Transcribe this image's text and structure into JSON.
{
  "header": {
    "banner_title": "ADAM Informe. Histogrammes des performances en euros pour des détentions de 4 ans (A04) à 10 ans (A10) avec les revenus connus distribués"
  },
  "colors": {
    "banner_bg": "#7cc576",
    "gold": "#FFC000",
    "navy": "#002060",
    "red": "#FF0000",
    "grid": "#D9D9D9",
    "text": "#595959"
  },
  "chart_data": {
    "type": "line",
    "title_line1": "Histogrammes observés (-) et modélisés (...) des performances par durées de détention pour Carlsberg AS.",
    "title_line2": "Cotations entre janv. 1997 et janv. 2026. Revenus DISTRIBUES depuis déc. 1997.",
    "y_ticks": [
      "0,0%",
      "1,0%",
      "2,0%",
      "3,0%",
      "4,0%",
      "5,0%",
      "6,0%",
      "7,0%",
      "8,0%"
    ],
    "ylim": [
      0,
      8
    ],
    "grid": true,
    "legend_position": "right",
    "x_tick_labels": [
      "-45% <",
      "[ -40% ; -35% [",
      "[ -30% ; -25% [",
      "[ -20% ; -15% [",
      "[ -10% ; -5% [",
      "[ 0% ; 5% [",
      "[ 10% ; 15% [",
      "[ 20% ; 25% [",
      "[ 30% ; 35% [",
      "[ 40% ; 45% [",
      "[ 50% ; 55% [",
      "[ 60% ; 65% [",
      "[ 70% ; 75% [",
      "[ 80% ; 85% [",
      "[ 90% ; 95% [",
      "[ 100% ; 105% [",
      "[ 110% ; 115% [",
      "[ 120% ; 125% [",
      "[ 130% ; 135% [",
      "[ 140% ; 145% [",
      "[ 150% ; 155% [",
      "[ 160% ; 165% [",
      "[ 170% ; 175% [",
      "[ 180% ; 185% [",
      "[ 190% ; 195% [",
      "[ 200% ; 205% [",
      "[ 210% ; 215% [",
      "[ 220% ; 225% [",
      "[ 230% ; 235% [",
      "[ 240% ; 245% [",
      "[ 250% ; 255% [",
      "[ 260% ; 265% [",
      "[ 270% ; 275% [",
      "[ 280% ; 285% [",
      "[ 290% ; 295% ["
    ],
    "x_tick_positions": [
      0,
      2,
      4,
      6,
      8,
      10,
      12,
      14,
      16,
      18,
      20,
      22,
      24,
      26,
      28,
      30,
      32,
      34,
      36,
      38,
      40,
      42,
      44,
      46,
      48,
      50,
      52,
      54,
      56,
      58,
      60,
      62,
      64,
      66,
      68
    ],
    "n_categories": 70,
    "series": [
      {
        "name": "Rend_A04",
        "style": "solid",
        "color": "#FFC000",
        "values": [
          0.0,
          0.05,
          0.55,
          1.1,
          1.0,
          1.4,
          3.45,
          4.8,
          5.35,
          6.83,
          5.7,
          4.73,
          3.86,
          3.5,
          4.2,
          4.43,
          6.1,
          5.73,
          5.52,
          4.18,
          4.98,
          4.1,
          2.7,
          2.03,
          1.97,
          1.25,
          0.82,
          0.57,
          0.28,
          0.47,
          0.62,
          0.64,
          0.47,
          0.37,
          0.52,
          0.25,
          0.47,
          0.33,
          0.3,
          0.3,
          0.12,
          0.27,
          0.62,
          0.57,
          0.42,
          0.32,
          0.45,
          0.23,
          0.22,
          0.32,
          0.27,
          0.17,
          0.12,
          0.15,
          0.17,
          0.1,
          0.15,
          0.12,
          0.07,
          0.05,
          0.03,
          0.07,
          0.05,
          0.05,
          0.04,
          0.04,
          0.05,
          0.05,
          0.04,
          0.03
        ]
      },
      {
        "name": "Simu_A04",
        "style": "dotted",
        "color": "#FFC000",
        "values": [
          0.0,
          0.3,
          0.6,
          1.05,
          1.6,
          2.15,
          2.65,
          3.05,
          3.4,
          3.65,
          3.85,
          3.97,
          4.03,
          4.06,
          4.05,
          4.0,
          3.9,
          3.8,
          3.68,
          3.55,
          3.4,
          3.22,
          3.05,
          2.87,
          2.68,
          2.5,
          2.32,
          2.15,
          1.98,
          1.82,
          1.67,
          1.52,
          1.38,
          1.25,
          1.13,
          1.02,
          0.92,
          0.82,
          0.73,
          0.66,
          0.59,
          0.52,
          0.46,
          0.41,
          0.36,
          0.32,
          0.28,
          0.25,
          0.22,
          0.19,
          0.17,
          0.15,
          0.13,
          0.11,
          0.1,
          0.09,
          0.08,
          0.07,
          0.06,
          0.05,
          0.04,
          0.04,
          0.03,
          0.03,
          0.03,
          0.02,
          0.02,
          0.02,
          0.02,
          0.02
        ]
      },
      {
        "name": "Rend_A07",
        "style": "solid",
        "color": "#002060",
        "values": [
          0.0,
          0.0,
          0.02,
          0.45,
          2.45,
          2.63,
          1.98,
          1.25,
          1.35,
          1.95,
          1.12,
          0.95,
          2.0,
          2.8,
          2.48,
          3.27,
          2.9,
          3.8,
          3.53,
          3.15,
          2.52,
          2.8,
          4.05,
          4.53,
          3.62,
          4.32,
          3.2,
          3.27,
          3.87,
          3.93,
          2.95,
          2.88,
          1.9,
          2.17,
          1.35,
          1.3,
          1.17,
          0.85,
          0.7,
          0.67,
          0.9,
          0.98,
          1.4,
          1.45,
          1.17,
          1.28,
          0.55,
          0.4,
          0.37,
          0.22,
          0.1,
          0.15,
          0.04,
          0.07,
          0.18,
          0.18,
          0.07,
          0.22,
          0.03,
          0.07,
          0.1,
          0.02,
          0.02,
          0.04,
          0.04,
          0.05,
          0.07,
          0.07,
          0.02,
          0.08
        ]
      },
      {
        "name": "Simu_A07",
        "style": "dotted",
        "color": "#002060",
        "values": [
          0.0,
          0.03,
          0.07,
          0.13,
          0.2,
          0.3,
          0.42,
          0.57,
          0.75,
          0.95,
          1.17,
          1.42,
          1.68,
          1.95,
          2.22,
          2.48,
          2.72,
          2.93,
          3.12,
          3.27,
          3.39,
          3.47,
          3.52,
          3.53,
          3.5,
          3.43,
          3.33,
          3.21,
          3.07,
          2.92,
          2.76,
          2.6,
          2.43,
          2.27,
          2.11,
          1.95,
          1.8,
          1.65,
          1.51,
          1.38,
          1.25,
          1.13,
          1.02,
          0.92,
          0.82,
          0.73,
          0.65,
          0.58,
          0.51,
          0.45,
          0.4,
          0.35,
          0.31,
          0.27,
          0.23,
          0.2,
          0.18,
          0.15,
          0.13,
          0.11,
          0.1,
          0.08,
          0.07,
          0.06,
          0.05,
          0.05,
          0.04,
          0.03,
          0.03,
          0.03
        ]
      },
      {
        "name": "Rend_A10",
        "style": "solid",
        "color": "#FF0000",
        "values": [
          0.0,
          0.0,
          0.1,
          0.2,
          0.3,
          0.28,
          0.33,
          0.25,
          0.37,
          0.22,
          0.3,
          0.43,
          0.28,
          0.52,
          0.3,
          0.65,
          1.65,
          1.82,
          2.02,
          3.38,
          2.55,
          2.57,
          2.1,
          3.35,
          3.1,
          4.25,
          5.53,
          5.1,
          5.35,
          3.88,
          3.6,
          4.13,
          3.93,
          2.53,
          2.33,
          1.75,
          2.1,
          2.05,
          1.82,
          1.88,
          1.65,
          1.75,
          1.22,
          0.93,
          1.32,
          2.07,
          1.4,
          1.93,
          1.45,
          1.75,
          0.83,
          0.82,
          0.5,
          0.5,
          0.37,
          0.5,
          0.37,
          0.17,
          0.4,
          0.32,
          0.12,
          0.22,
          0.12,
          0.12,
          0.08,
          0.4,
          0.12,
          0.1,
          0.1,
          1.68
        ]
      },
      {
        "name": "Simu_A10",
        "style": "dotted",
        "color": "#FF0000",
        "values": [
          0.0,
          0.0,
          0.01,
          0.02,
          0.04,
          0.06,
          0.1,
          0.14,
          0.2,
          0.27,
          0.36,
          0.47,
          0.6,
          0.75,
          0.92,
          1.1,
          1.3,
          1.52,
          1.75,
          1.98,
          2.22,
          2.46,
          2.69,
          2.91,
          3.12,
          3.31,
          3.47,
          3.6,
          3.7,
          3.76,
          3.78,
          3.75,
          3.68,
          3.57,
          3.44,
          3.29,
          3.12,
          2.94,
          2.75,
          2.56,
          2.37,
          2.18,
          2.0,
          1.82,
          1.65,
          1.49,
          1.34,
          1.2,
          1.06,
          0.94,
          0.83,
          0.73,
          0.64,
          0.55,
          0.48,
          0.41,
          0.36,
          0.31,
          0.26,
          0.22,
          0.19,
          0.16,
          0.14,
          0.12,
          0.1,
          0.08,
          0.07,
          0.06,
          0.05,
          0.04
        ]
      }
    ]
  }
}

* [Short task] Select every line in the material above where the string "text" occurs, and copy it.

* [Solution to the problem]
Transcribe this image's text and structure into JSON.
    "text": "#595959"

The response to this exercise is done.